> **WHAT IS BEING ASKED**: Pictures are not part of the answer. Return the lines from the one containing "Extract all readable text from this page." through the end of the data, both included, exactly as they appear.

━━━━━━━━━━

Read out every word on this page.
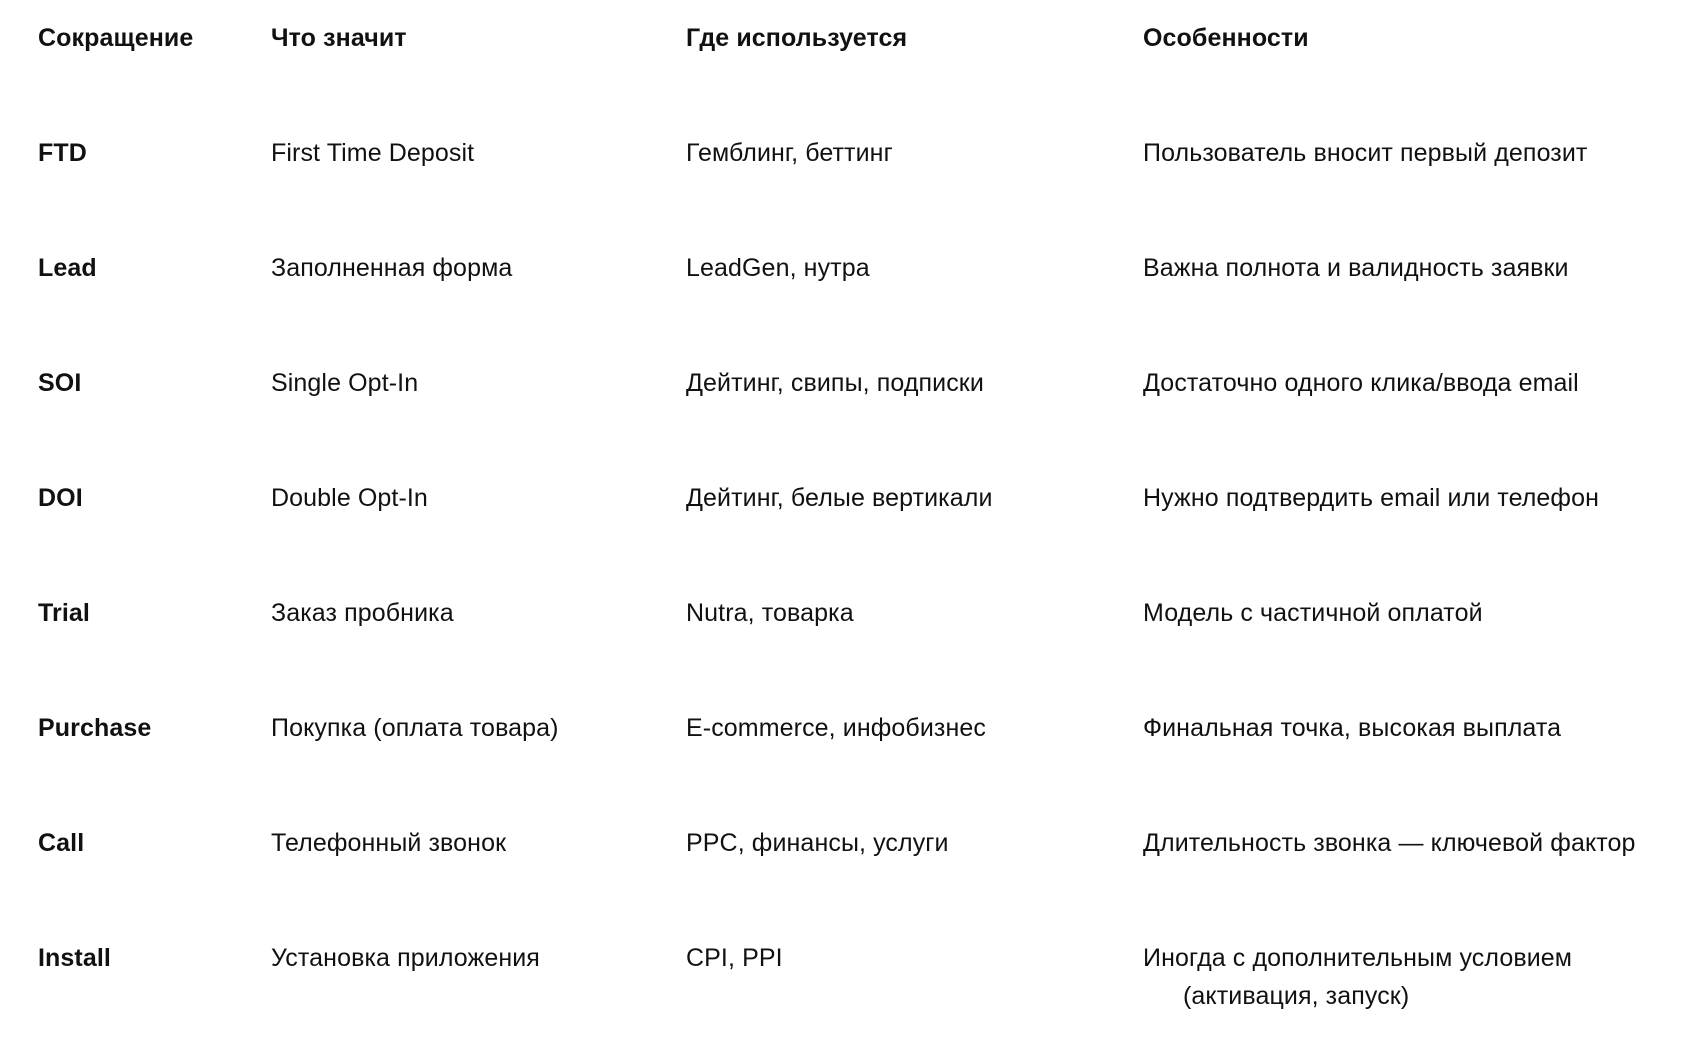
Сокращение	Что значит	Где используется	Особенности
FTD	First Time Deposit	Гемблинг, беттинг	Пользователь вносит первый депозит
Lead	Заполненная форма	LeadGen, нутра	Важна полнота и валидность заявки
SOI	Single Opt-In	Дейтинг, свипы, подписки	Достаточно одного клика/ввода email
DOI	Double Opt-In	Дейтинг, белые вертикали	Нужно подтвердить email или телефон
Trial	Заказ пробника	Nutra, товарка	Модель с частичной оплатой
Purchase	Покупка (оплата товара)	E-commerce, инфобизнес	Финальная точка, высокая выплата
Call	Телефонный звонок	PPC, финансы, услуги	Длительность звонка — ключевой фактор
Install	Установка приложения	CPI, PPI	Иногда с дополнительным условием
(активация, запуск)
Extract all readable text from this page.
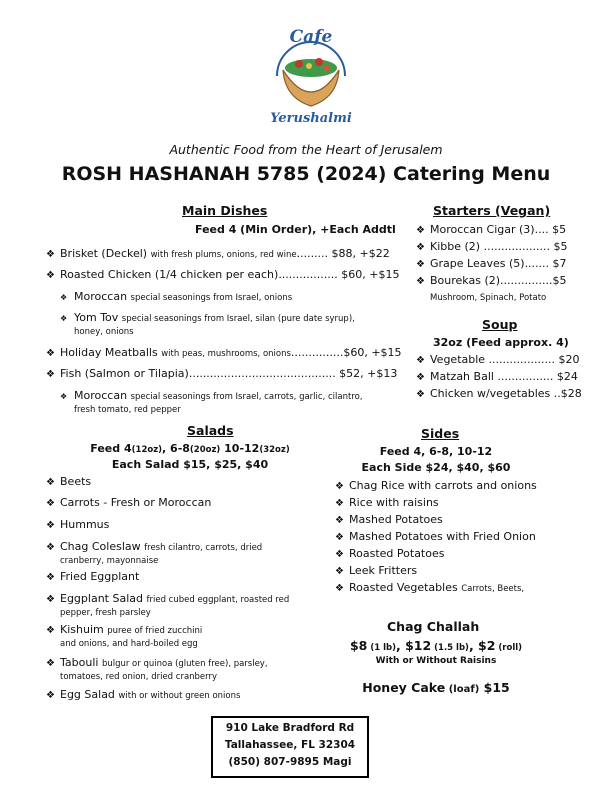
Cafe
Yerushalmi
Authentic Food from the Heart of Jerusalem
ROSH HASHANAH 5785 (2024) Catering Menu
Main Dishes
Feed 4 (Min Order), +Each Addtl
❖ Brisket (Deckel) with fresh plums, onions, red wine......... $88, +$22
❖ Roasted Chicken (1/4 chicken per each)................. $60, +$15
❖ Moroccan special seasonings from Israel, onions
❖ Yom Tov special seasonings from Israel, silan (pure date syrup),
honey, onions
❖ Holiday Meatballs with peas, mushrooms, onions...............$60, +$15
❖ Fish (Salmon or Tilapia).......................................... $52, +$13
❖ Moroccan special seasonings from Israel, carrots, garlic, cilantro,
fresh tomato, red pepper
Starters (Vegan)
❖ Moroccan Cigar (3).... $5
❖ Kibbe (2) ................... $5
❖ Grape Leaves (5)....... $7
❖ Bourekas (2)...............$5
Mushroom, Spinach, Potato
Soup
32oz (Feed approx. 4)
❖ Vegetable ................... $20
❖ Matzah Ball ................ $24
❖ Chicken w/vegetables ..$28
Salads
Feed 4(12oz), 6-8(20oz) 10-12(32oz)
Each Salad $15, $25, $40
❖ Beets
❖ Carrots - Fresh or Moroccan
❖ Hummus
❖ Chag Coleslaw fresh cilantro, carrots, dried
cranberry, mayonnaise
❖ Fried Eggplant
❖ Eggplant Salad fried cubed eggplant, roasted red
pepper, fresh parsley
❖ Kishuim puree of fried zucchini
and onions, and hard-boiled egg
❖ Tabouli bulgur or quinoa (gluten free), parsley,
tomatoes, red onion, dried cranberry
❖ Egg Salad with or without green onions
Sides
Feed 4, 6-8, 10-12
Each Side $24, $40, $60
❖ Chag Rice with carrots and onions
❖ Rice with raisins
❖ Mashed Potatoes
❖ Mashed Potatoes with Fried Onion
❖ Roasted Potatoes
❖ Leek Fritters
❖ Roasted Vegetables Carrots, Beets,
Chag Challah
$8 (1 lb), $12 (1.5 lb), $2 (roll)
With or Without Raisins
Honey Cake (loaf) $15
910 Lake Bradford Rd
Tallahassee, FL 32304
(850) 807-9895 Magi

━━━━━━━━━━

> **SOLUTION FOR THIS TASK**:
Extract all readable text from this page.
Cafe
Yerushalmi
Authentic Food from the Heart of Jerusalem
ROSH HASHANAH 5785 (2024) Catering Menu
Main Dishes
Feed 4 (Min Order), +Each Addtl
❖ Brisket (Deckel) with fresh plums, onions, red wine......... $88, +$22
❖ Roasted Chicken (1/4 chicken per each)................. $60, +$15
❖ Moroccan special seasonings from Israel, onions
❖ Yom Tov special seasonings from Israel, silan (pure date syrup),
honey, onions
❖ Holiday Meatballs with peas, mushrooms, onions...............$60, +$15
❖ Fish (Salmon or Tilapia).......................................... $52, +$13
❖ Moroccan special seasonings from Israel, carrots, garlic, cilantro,
fresh tomato, red pepper
Starters (Vegan)
❖ Moroccan Cigar (3).... $5
❖ Kibbe (2) ................... $5
❖ Grape Leaves (5)....... $7
❖ Bourekas (2)...............$5
Mushroom, Spinach, Potato
Soup
32oz (Feed approx. 4)
❖ Vegetable ................... $20
❖ Matzah Ball ................ $24
❖ Chicken w/vegetables ..$28
Salads
Feed 4(12oz), 6-8(20oz) 10-12(32oz)
Each Salad $15, $25, $40
❖ Beets
❖ Carrots - Fresh or Moroccan
❖ Hummus
❖ Chag Coleslaw fresh cilantro, carrots, dried
cranberry, mayonnaise
❖ Fried Eggplant
❖ Eggplant Salad fried cubed eggplant, roasted red
pepper, fresh parsley
❖ Kishuim puree of fried zucchini
and onions, and hard-boiled egg
❖ Tabouli bulgur or quinoa (gluten free), parsley,
tomatoes, red onion, dried cranberry
❖ Egg Salad with or without green onions
Sides
Feed 4, 6-8, 10-12
Each Side $24, $40, $60
❖ Chag Rice with carrots and onions
❖ Rice with raisins
❖ Mashed Potatoes
❖ Mashed Potatoes with Fried Onion
❖ Roasted Potatoes
❖ Leek Fritters
❖ Roasted Vegetables Carrots, Beets,
Chag Challah
$8 (1 lb), $12 (1.5 lb), $2 (roll)
With or Without Raisins
Honey Cake (loaf) $15
910 Lake Bradford Rd
Tallahassee, FL 32304
(850) 807-9895 Magi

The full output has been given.